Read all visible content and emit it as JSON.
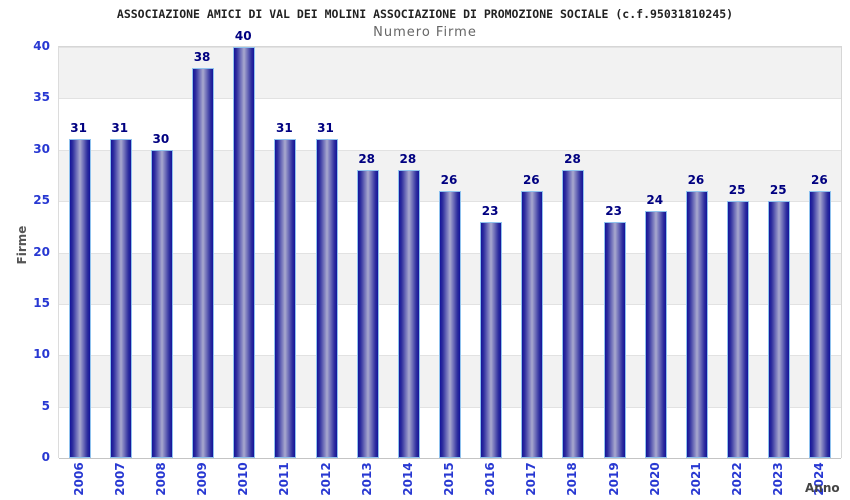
{
  "chart_data": {
    "type": "bar",
    "title": "ASSOCIAZIONE AMICI DI VAL DEI MOLINI ASSOCIAZIONE DI PROMOZIONE SOCIALE (c.f.95031810245)",
    "subtitle": "Numero Firme",
    "ylabel": "Firme",
    "xlabel": "Anno",
    "categories": [
      "2006",
      "2007",
      "2008",
      "2009",
      "2010",
      "2011",
      "2012",
      "2013",
      "2014",
      "2015",
      "2016",
      "2017",
      "2018",
      "2019",
      "2020",
      "2021",
      "2022",
      "2023",
      "2024"
    ],
    "values": [
      31,
      31,
      30,
      38,
      40,
      31,
      31,
      28,
      28,
      26,
      23,
      26,
      28,
      23,
      24,
      26,
      25,
      25,
      26
    ],
    "ylim": [
      0,
      40
    ],
    "ytick_step": 5,
    "yticks": [
      0,
      5,
      10,
      15,
      20,
      25,
      30,
      35,
      40
    ],
    "grid": "alternating horizontal gray/white bands every 5 units, light gridlines at each tick",
    "legend": "none",
    "colors": {
      "bar_edge": "#14149a",
      "bar_center": "#a8a8ce",
      "bar_border": "#8fc2ee",
      "tick_label": "#2838d2",
      "value_label": "#000080",
      "band_gray": "#f2f2f2",
      "title": "#222222",
      "subtitle": "#666666",
      "axis_title": "#555555",
      "background": "#ffffff"
    }
  }
}
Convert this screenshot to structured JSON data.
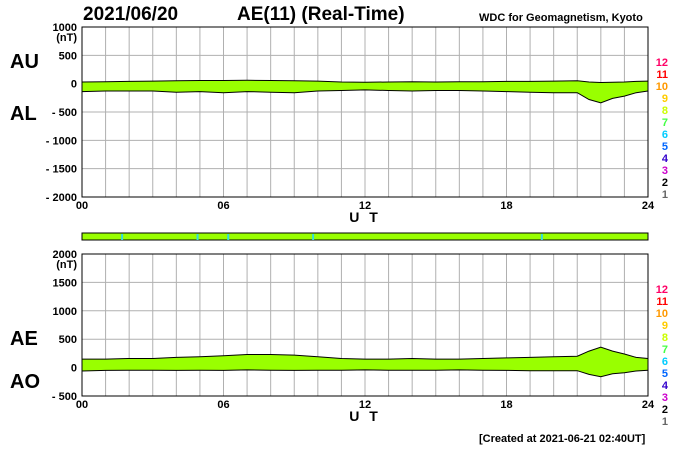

TASK TO CARRY OUT:
Each entry must be retyped word for word, with every image omitted.

FINISHED TASK:
Read all visible content and emit it as JSON.
{
  "chart_data": {
    "type": "bar",
    "title": "ASSOCIAZIONE AMICI DI VAL DEI MOLINI ASSOCIAZIONE DI PROMOZIONE SOCIALE (c.f.95031810245)",
    "subtitle": "Numero Firme",
    "ylabel": "Firme",
    "xlabel": "Anno",
    "categories": [
      "2006",
      "2007",
      "2008",
      "2009",
      "2010",
      "2011",
      "2012",
      "2013",
      "2014",
      "2015",
      "2016",
      "2017",
      "2018",
      "2019",
      "2020",
      "2021",
      "2022",
      "2023",
      "2024"
    ],
    "values": [
      31,
      31,
      30,
      38,
      40,
      31,
      31,
      28,
      28,
      26,
      23,
      26,
      28,
      23,
      24,
      26,
      25,
      25,
      26
    ],
    "ylim": [
      0,
      40
    ],
    "ytick_step": 5,
    "yticks": [
      0,
      5,
      10,
      15,
      20,
      25,
      30,
      35,
      40
    ],
    "grid": "alternating horizontal gray/white bands every 5 units, light gridlines at each tick",
    "legend": "none",
    "colors": {
      "bar_edge": "#14149a",
      "bar_center": "#a8a8ce",
      "bar_border": "#8fc2ee",
      "tick_label": "#2838d2",
      "value_label": "#000080",
      "band_gray": "#f2f2f2",
      "title": "#222222",
      "subtitle": "#666666",
      "axis_title": "#555555",
      "background": "#ffffff"
    }
  }
}
Convert this screenshot to structured JSON data.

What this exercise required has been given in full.